Directions for this task
Print all records exactly, leaving nothing out.

Records from a collection
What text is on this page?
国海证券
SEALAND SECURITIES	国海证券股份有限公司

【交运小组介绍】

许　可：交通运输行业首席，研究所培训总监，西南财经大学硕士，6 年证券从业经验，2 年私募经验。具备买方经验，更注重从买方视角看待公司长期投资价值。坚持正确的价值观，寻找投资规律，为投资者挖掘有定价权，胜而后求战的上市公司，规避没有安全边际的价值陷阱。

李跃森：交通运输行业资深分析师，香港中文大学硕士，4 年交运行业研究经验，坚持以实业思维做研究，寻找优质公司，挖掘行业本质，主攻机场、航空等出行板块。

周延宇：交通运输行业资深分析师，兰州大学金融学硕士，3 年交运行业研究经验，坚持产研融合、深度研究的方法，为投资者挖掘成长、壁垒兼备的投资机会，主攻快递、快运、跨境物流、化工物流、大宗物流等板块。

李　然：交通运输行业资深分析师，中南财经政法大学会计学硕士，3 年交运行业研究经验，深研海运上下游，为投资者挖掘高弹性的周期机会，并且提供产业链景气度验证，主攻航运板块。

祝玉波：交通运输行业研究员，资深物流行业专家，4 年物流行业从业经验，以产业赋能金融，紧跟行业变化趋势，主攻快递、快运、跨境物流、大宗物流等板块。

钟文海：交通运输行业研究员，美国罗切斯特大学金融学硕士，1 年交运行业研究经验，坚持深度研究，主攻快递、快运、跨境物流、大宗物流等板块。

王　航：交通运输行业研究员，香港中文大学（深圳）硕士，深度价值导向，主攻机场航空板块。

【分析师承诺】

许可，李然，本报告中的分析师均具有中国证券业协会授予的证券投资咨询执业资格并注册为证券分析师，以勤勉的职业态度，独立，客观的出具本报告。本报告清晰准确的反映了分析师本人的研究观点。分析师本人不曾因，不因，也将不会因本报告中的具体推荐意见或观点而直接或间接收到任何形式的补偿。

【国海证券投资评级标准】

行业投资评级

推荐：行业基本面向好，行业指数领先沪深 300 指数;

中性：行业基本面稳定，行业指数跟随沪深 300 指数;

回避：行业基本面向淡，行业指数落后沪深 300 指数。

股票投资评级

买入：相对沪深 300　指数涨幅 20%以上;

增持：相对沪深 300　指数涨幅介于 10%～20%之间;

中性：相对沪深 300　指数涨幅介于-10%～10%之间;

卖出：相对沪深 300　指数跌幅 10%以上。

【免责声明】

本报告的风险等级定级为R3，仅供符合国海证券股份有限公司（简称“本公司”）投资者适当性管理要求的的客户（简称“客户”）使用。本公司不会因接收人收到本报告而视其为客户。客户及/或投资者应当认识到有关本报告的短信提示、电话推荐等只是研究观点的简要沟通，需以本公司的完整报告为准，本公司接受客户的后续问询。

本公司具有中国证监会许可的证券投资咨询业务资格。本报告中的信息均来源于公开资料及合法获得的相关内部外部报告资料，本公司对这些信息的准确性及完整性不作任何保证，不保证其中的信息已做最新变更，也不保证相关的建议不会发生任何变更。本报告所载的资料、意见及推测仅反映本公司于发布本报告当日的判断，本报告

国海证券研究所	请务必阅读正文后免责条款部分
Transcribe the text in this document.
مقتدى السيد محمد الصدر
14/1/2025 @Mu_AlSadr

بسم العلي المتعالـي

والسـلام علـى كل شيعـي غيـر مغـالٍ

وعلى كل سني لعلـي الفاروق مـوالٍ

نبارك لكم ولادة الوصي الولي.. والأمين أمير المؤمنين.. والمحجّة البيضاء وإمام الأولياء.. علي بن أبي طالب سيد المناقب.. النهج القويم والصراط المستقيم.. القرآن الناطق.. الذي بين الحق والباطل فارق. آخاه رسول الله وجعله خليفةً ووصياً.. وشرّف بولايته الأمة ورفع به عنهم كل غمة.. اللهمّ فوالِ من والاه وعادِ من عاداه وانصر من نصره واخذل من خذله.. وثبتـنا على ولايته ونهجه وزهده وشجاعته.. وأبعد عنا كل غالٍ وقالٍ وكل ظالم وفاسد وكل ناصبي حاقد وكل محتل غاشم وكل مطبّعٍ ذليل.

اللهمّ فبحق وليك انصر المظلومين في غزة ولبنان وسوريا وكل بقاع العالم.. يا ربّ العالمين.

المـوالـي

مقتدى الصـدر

The solution
What text is on this page?
国海证券
SEALAND SECURITIES	国海证券股份有限公司

【交运小组介绍】

许　可：交通运输行业首席，研究所培训总监，西南财经大学硕士，6 年证券从业经验，2 年私募经验。具备买方经验，更注重从买方视角看待公司长期投资价值。坚持正确的价值观，寻找投资规律，为投资者挖掘有定价权，胜而后求战的上市公司，规避没有安全边际的价值陷阱。

李跃森：交通运输行业资深分析师，香港中文大学硕士，4 年交运行业研究经验，坚持以实业思维做研究，寻找优质公司，挖掘行业本质，主攻机场、航空等出行板块。

周延宇：交通运输行业资深分析师，兰州大学金融学硕士，3 年交运行业研究经验，坚持产研融合、深度研究的方法，为投资者挖掘成长、壁垒兼备的投资机会，主攻快递、快运、跨境物流、化工物流、大宗物流等板块。

李　然：交通运输行业资深分析师，中南财经政法大学会计学硕士，3 年交运行业研究经验，深研海运上下游，为投资者挖掘高弹性的周期机会，并且提供产业链景气度验证，主攻航运板块。

祝玉波：交通运输行业研究员，资深物流行业专家，4 年物流行业从业经验，以产业赋能金融，紧跟行业变化趋势，主攻快递、快运、跨境物流、大宗物流等板块。

钟文海：交通运输行业研究员，美国罗切斯特大学金融学硕士，1 年交运行业研究经验，坚持深度研究，主攻快递、快运、跨境物流、大宗物流等板块。

王　航：交通运输行业研究员，香港中文大学（深圳）硕士，深度价值导向，主攻机场航空板块。

【分析师承诺】

许可，李然，本报告中的分析师均具有中国证券业协会授予的证券投资咨询执业资格并注册为证券分析师，以勤勉的职业态度，独立，客观的出具本报告。本报告清晰准确的反映了分析师本人的研究观点。分析师本人不曾因，不因，也将不会因本报告中的具体推荐意见或观点而直接或间接收到任何形式的补偿。

【国海证券投资评级标准】

行业投资评级

推荐：行业基本面向好，行业指数领先沪深 300 指数;

中性：行业基本面稳定，行业指数跟随沪深 300 指数;

回避：行业基本面向淡，行业指数落后沪深 300 指数。

股票投资评级

买入：相对沪深 300　指数涨幅 20%以上;

增持：相对沪深 300　指数涨幅介于 10%～20%之间;

中性：相对沪深 300　指数涨幅介于-10%～10%之间;

卖出：相对沪深 300　指数跌幅 10%以上。

【免责声明】

本报告的风险等级定级为R3，仅供符合国海证券股份有限公司（简称“本公司”）投资者适当性管理要求的的客户（简称“客户”）使用。本公司不会因接收人收到本报告而视其为客户。客户及/或投资者应当认识到有关本报告的短信提示、电话推荐等只是研究观点的简要沟通，需以本公司的完整报告为准，本公司接受客户的后续问询。

本公司具有中国证监会许可的证券投资咨询业务资格。本报告中的信息均来源于公开资料及合法获得的相关内部外部报告资料，本公司对这些信息的准确性及完整性不作任何保证，不保证其中的信息已做最新变更，也不保证相关的建议不会发生任何变更。本报告所载的资料、意见及推测仅反映本公司于发布本报告当日的判断，本报告

国海证券研究所	请务必阅读正文后免责条款部分
Transcribe the text in this document.
مقتدى السيد محمد الصدر
14/1/2025 @Mu_AlSadr

بسم العلي المتعالـي

والسـلام علـى كل شيعـي غيـر مغـالٍ

وعلى كل سني لعلـي الفاروق مـوالٍ

نبارك لكم ولادة الوصي الولي.. والأمين أمير المؤمنين.. والمحجّة البيضاء وإمام الأولياء.. علي بن أبي طالب سيد المناقب.. النهج القويم والصراط المستقيم.. القرآن الناطق.. الذي بين الحق والباطل فارق. آخاه رسول الله وجعله خليفةً ووصياً.. وشرّف بولايته الأمة ورفع به عنهم كل غمة.. اللهمّ فوالِ من والاه وعادِ من عاداه وانصر من نصره واخذل من خذله.. وثبتـنا على ولايته ونهجه وزهده وشجاعته.. وأبعد عنا كل غالٍ وقالٍ وكل ظالم وفاسد وكل ناصبي حاقد وكل محتل غاشم وكل مطبّعٍ ذليل.

اللهمّ فبحق وليك انصر المظلومين في غزة ولبنان وسوريا وكل بقاع العالم.. يا ربّ العالمين.

المـوالـي

مقتدى الصـدر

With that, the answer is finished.